Figure record listings>

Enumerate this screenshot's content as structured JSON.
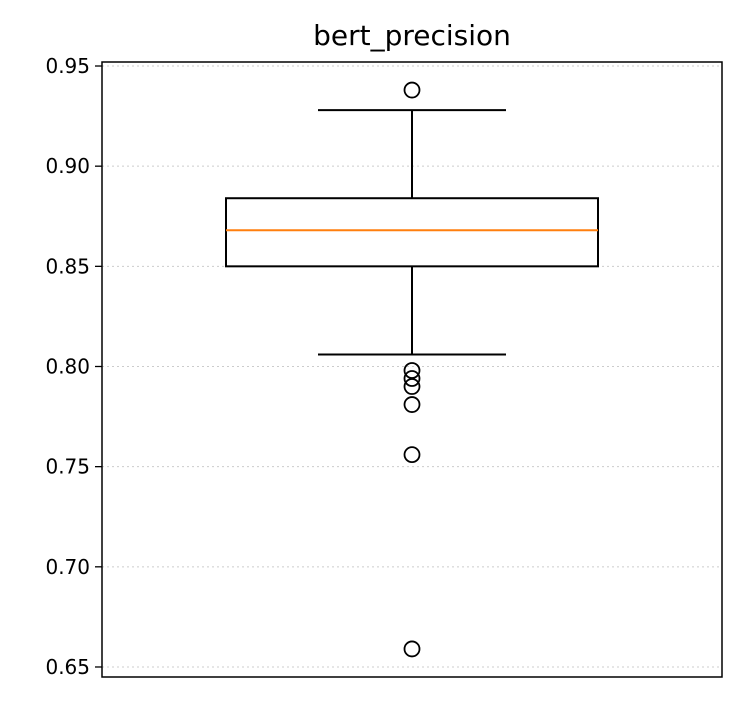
{
  "chart_data": {
    "type": "box",
    "title": "bert_precision",
    "xlabel": "",
    "ylabel": "",
    "ylim": [
      0.645,
      0.952
    ],
    "yticks": [
      0.65,
      0.7,
      0.75,
      0.8,
      0.85,
      0.9,
      0.95
    ],
    "ytick_labels": [
      "0.65",
      "0.70",
      "0.75",
      "0.80",
      "0.85",
      "0.90",
      "0.95"
    ],
    "grid": "y-dotted",
    "box": {
      "whisker_low": 0.806,
      "q1": 0.85,
      "median": 0.868,
      "q3": 0.884,
      "whisker_high": 0.928
    },
    "outliers": [
      0.938,
      0.798,
      0.794,
      0.79,
      0.781,
      0.756,
      0.659
    ],
    "colors": {
      "box": "#000000",
      "median": "#ff7f0e",
      "grid": "#cccccc"
    }
  }
}
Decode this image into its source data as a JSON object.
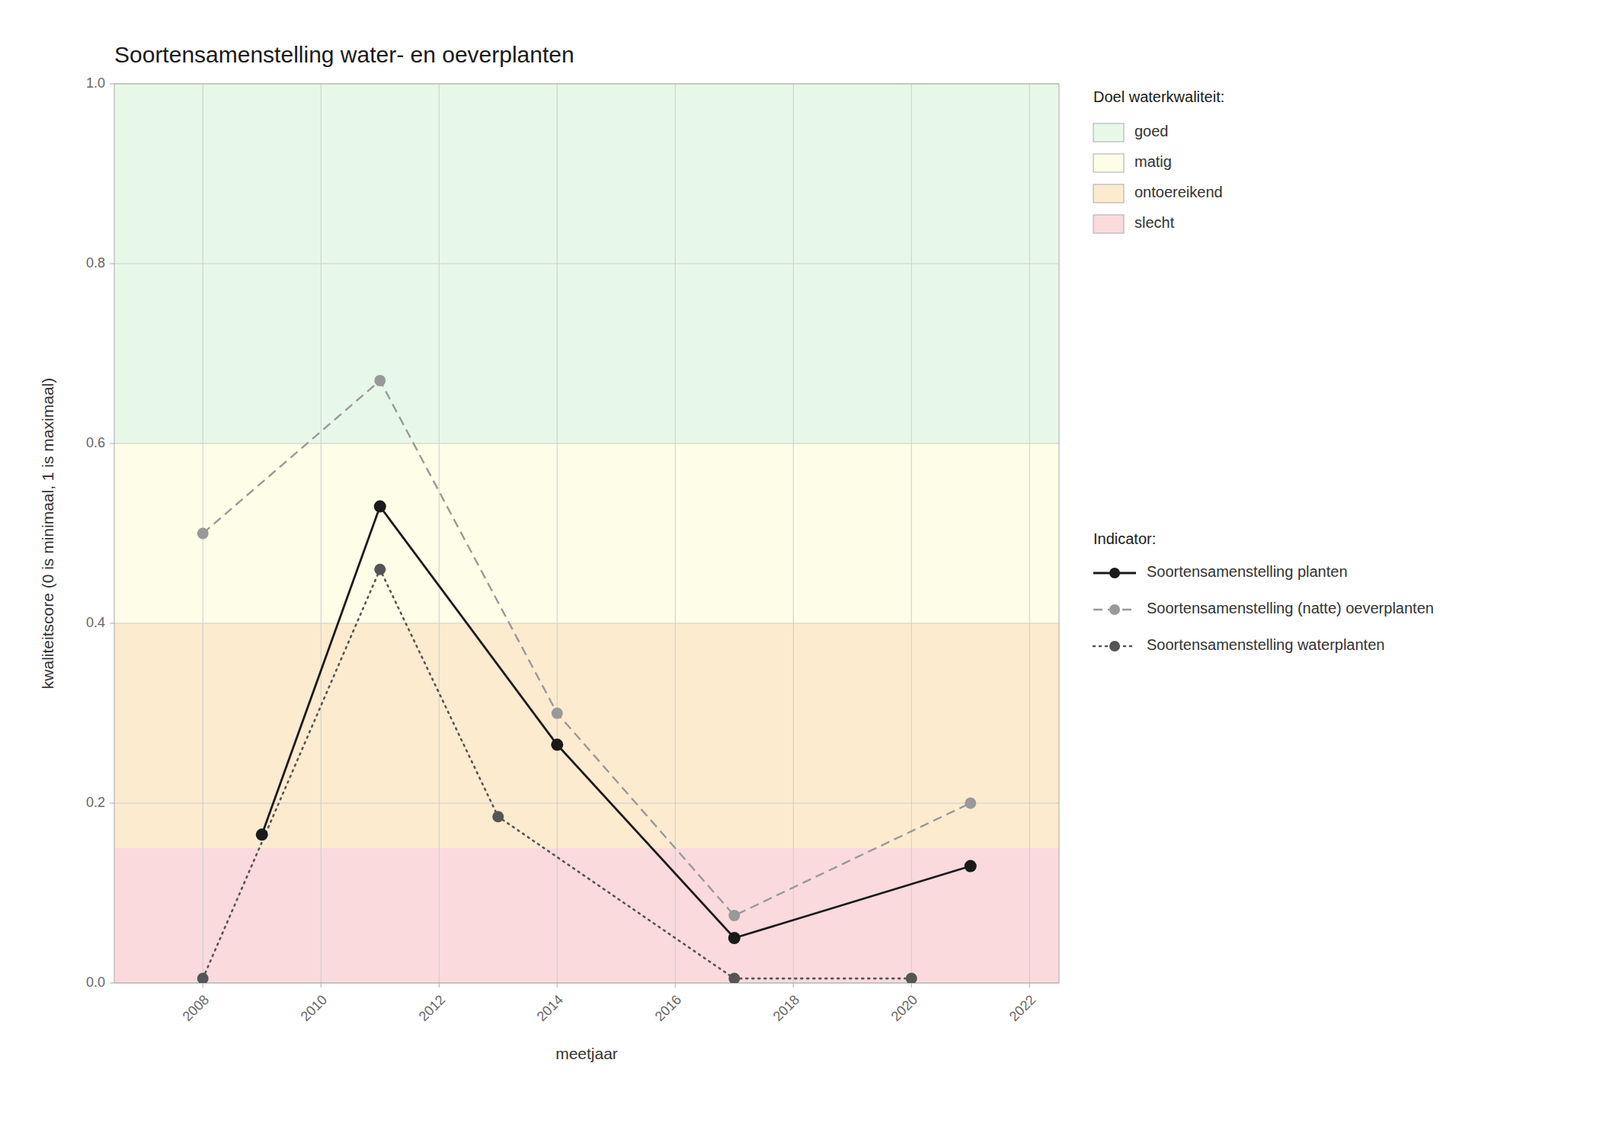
{
  "chart_data": {
    "type": "line",
    "title": "Soortensamenstelling water- en oeverplanten",
    "x_label": "meetjaar",
    "y_label": "kwaliteitscore (0 is minimaal, 1 is maximaal)",
    "xlim": [
      2006.5,
      2022.5
    ],
    "ylim": [
      0.0,
      1.0
    ],
    "xticks": [
      2008,
      2010,
      2012,
      2014,
      2016,
      2018,
      2020,
      2022
    ],
    "yticks": [
      {
        "value": 0.0,
        "label": "0.0"
      },
      0.2,
      0.4,
      0.6,
      0.8,
      {
        "value": 1.0,
        "label": "1.0"
      }
    ],
    "grid": true,
    "legend": "right",
    "band_legend_title": "Doel waterkwaliteit:",
    "legend_title": "Indicator:",
    "bands": [
      {
        "from": 0.0,
        "to": 0.15,
        "color": "#FADADD",
        "label": "slecht"
      },
      {
        "from": 0.15,
        "to": 0.4,
        "color": "#FDEBD0",
        "label": "ontoereikend"
      },
      {
        "from": 0.4,
        "to": 0.6,
        "color": "#FEFDE7",
        "label": "matig"
      },
      {
        "from": 0.6,
        "to": 1.0,
        "color": "#E8F8E8",
        "label": "goed"
      }
    ],
    "series": [
      {
        "name": "Soortensamenstelling planten",
        "color": "#1a1a1a",
        "line_style": "solid",
        "marker": "circle",
        "x": [
          2009,
          2011,
          2014,
          2017,
          2021
        ],
        "values": [
          0.165,
          0.53,
          0.265,
          0.05,
          0.13
        ]
      },
      {
        "name": "Soortensamenstelling (natte) oeverplanten",
        "color": "#999999",
        "line_style": "dashed",
        "marker": "circle",
        "x": [
          2008,
          2011,
          2014,
          2017,
          2021
        ],
        "values": [
          0.5,
          0.67,
          0.3,
          0.075,
          0.2
        ]
      },
      {
        "name": "Soortensamenstelling waterplanten",
        "color": "#555555",
        "line_style": "dotted",
        "marker": "circle",
        "x": [
          2008,
          2011,
          2013,
          2017,
          2020
        ],
        "values": [
          0.005,
          0.46,
          0.185,
          0.005,
          0.005
        ]
      }
    ]
  }
}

What to do> Restate the whole listing above exactly, except for its images.

Output for this exercise>
Enumerate this screenshot's content as structured JSON.
{
  "chart_data": {
    "type": "box",
    "title": "bert_precision",
    "xlabel": "",
    "ylabel": "",
    "ylim": [
      0.645,
      0.952
    ],
    "yticks": [
      0.65,
      0.7,
      0.75,
      0.8,
      0.85,
      0.9,
      0.95
    ],
    "ytick_labels": [
      "0.65",
      "0.70",
      "0.75",
      "0.80",
      "0.85",
      "0.90",
      "0.95"
    ],
    "grid": "y-dotted",
    "box": {
      "whisker_low": 0.806,
      "q1": 0.85,
      "median": 0.868,
      "q3": 0.884,
      "whisker_high": 0.928
    },
    "outliers": [
      0.938,
      0.798,
      0.794,
      0.79,
      0.781,
      0.756,
      0.659
    ],
    "colors": {
      "box": "#000000",
      "median": "#ff7f0e",
      "grid": "#cccccc"
    }
  }
}
Decode this image into its source data as a JSON object.
{
  "chart_data": {
    "type": "line",
    "title": "Soortensamenstelling water- en oeverplanten",
    "x_label": "meetjaar",
    "y_label": "kwaliteitscore (0 is minimaal, 1 is maximaal)",
    "xlim": [
      2006.5,
      2022.5
    ],
    "ylim": [
      0.0,
      1.0
    ],
    "xticks": [
      2008,
      2010,
      2012,
      2014,
      2016,
      2018,
      2020,
      2022
    ],
    "yticks": [
      {
        "value": 0.0,
        "label": "0.0"
      },
      0.2,
      0.4,
      0.6,
      0.8,
      {
        "value": 1.0,
        "label": "1.0"
      }
    ],
    "grid": true,
    "legend": "right",
    "band_legend_title": "Doel waterkwaliteit:",
    "legend_title": "Indicator:",
    "bands": [
      {
        "from": 0.0,
        "to": 0.15,
        "color": "#FADADD",
        "label": "slecht"
      },
      {
        "from": 0.15,
        "to": 0.4,
        "color": "#FDEBD0",
        "label": "ontoereikend"
      },
      {
        "from": 0.4,
        "to": 0.6,
        "color": "#FEFDE7",
        "label": "matig"
      },
      {
        "from": 0.6,
        "to": 1.0,
        "color": "#E8F8E8",
        "label": "goed"
      }
    ],
    "series": [
      {
        "name": "Soortensamenstelling planten",
        "color": "#1a1a1a",
        "line_style": "solid",
        "marker": "circle",
        "x": [
          2009,
          2011,
          2014,
          2017,
          2021
        ],
        "values": [
          0.165,
          0.53,
          0.265,
          0.05,
          0.13
        ]
      },
      {
        "name": "Soortensamenstelling (natte) oeverplanten",
        "color": "#999999",
        "line_style": "dashed",
        "marker": "circle",
        "x": [
          2008,
          2011,
          2014,
          2017,
          2021
        ],
        "values": [
          0.5,
          0.67,
          0.3,
          0.075,
          0.2
        ]
      },
      {
        "name": "Soortensamenstelling waterplanten",
        "color": "#555555",
        "line_style": "dotted",
        "marker": "circle",
        "x": [
          2008,
          2011,
          2013,
          2017,
          2020
        ],
        "values": [
          0.005,
          0.46,
          0.185,
          0.005,
          0.005
        ]
      }
    ]
  }
}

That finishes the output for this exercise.